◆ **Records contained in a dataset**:

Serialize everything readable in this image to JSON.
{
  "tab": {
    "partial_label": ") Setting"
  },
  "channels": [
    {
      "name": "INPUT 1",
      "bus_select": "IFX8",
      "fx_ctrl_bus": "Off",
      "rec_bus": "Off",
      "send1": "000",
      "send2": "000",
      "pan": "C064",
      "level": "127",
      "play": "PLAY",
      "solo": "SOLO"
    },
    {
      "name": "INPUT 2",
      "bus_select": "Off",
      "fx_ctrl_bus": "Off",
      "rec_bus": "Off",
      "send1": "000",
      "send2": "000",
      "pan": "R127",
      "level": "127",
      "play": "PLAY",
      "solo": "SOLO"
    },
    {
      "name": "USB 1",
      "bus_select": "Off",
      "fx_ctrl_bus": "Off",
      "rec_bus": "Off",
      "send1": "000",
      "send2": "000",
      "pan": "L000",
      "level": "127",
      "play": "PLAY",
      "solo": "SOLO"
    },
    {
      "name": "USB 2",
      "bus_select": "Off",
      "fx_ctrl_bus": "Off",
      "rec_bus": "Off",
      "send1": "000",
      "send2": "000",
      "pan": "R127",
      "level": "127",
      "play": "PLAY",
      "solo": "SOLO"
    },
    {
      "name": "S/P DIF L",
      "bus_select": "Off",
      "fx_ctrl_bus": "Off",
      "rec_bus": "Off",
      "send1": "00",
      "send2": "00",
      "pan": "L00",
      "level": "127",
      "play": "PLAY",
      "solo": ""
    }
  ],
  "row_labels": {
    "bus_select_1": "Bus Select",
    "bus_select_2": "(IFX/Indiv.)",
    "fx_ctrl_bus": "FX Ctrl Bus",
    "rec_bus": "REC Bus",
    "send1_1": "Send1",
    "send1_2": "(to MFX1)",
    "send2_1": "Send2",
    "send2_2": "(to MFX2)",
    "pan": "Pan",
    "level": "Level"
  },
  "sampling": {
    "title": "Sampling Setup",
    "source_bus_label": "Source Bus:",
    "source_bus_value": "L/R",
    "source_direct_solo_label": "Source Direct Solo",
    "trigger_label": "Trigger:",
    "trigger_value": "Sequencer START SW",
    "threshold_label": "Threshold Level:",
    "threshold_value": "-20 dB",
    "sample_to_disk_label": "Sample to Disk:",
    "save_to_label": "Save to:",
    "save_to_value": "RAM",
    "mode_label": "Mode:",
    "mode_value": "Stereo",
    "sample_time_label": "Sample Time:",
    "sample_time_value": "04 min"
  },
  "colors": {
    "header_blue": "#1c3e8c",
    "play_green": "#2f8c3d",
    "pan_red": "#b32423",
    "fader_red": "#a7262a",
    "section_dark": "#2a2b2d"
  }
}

◆ **WHAT YOU HAVE TO DO**: Transcribe each entry exactly.

◆ **SOLUTION FOR THIS EXERCISE**:
Serialize everything readable in this image to JSON.
{
  "tab": {
    "partial_label": ") Setting"
  },
  "channels": [
    {
      "name": "INPUT 1",
      "bus_select": "IFX8",
      "fx_ctrl_bus": "Off",
      "rec_bus": "Off",
      "send1": "000",
      "send2": "000",
      "pan": "C064",
      "level": "127",
      "play": "PLAY",
      "solo": "SOLO"
    },
    {
      "name": "INPUT 2",
      "bus_select": "Off",
      "fx_ctrl_bus": "Off",
      "rec_bus": "Off",
      "send1": "000",
      "send2": "000",
      "pan": "R127",
      "level": "127",
      "play": "PLAY",
      "solo": "SOLO"
    },
    {
      "name": "USB 1",
      "bus_select": "Off",
      "fx_ctrl_bus": "Off",
      "rec_bus": "Off",
      "send1": "000",
      "send2": "000",
      "pan": "L000",
      "level": "127",
      "play": "PLAY",
      "solo": "SOLO"
    },
    {
      "name": "USB 2",
      "bus_select": "Off",
      "fx_ctrl_bus": "Off",
      "rec_bus": "Off",
      "send1": "000",
      "send2": "000",
      "pan": "R127",
      "level": "127",
      "play": "PLAY",
      "solo": "SOLO"
    },
    {
      "name": "S/P DIF L",
      "bus_select": "Off",
      "fx_ctrl_bus": "Off",
      "rec_bus": "Off",
      "send1": "00",
      "send2": "00",
      "pan": "L00",
      "level": "127",
      "play": "PLAY",
      "solo": ""
    }
  ],
  "row_labels": {
    "bus_select_1": "Bus Select",
    "bus_select_2": "(IFX/Indiv.)",
    "fx_ctrl_bus": "FX Ctrl Bus",
    "rec_bus": "REC Bus",
    "send1_1": "Send1",
    "send1_2": "(to MFX1)",
    "send2_1": "Send2",
    "send2_2": "(to MFX2)",
    "pan": "Pan",
    "level": "Level"
  },
  "sampling": {
    "title": "Sampling Setup",
    "source_bus_label": "Source Bus:",
    "source_bus_value": "L/R",
    "source_direct_solo_label": "Source Direct Solo",
    "trigger_label": "Trigger:",
    "trigger_value": "Sequencer START SW",
    "threshold_label": "Threshold Level:",
    "threshold_value": "-20 dB",
    "sample_to_disk_label": "Sample to Disk:",
    "save_to_label": "Save to:",
    "save_to_value": "RAM",
    "mode_label": "Mode:",
    "mode_value": "Stereo",
    "sample_time_label": "Sample Time:",
    "sample_time_value": "04 min"
  },
  "colors": {
    "header_blue": "#1c3e8c",
    "play_green": "#2f8c3d",
    "pan_red": "#b32423",
    "fader_red": "#a7262a",
    "section_dark": "#2a2b2d"
  }
}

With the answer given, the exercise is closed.